▸ Collected data entries:
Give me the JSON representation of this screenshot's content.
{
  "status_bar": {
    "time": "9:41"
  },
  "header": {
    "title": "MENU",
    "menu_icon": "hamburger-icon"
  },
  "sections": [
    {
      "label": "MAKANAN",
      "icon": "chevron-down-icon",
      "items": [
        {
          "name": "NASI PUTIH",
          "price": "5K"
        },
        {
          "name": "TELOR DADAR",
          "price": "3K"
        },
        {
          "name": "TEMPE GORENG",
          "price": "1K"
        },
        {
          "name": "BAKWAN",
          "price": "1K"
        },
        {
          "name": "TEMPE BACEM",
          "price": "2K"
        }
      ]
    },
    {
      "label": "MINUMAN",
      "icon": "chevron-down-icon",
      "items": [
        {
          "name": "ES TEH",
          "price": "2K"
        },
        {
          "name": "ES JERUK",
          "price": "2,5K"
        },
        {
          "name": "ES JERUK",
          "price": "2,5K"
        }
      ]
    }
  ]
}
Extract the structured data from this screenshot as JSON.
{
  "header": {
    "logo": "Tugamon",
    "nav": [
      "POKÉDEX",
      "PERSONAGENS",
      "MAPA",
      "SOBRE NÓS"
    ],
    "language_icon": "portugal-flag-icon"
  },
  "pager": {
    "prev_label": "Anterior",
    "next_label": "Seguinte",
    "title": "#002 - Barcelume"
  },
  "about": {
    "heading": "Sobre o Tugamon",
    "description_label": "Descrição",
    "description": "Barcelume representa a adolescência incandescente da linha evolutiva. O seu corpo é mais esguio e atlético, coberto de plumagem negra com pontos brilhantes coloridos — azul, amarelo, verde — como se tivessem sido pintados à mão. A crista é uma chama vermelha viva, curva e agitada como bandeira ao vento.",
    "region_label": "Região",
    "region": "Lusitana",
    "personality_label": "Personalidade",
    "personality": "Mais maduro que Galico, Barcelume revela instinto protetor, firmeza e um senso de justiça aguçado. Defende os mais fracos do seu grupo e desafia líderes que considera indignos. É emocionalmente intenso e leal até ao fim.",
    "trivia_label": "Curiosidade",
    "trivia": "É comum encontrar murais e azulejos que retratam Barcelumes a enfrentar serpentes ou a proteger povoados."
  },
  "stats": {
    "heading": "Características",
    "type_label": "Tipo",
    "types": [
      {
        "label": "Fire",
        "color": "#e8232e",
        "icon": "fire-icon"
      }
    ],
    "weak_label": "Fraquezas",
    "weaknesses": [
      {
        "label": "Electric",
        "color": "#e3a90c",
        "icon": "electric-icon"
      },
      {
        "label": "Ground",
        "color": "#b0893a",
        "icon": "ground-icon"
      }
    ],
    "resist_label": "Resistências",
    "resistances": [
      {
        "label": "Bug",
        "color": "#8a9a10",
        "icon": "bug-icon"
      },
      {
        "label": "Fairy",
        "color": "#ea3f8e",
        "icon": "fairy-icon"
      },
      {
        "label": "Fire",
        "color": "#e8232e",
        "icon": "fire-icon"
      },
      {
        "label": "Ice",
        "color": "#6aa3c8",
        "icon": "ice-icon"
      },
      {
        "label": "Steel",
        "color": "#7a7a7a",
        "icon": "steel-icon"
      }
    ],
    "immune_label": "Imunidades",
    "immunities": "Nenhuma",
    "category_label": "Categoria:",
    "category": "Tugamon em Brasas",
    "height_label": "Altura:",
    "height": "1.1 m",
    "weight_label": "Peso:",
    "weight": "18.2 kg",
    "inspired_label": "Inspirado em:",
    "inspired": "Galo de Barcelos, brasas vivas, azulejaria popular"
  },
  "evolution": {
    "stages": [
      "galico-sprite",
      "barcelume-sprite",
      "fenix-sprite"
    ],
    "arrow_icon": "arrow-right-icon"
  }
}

▸ Task prompt: Extract every line above containing the word "this".

▸ The output:
Give me the JSON representation of this screenshot's content.
Extract the structured data from this screenshot as JSON.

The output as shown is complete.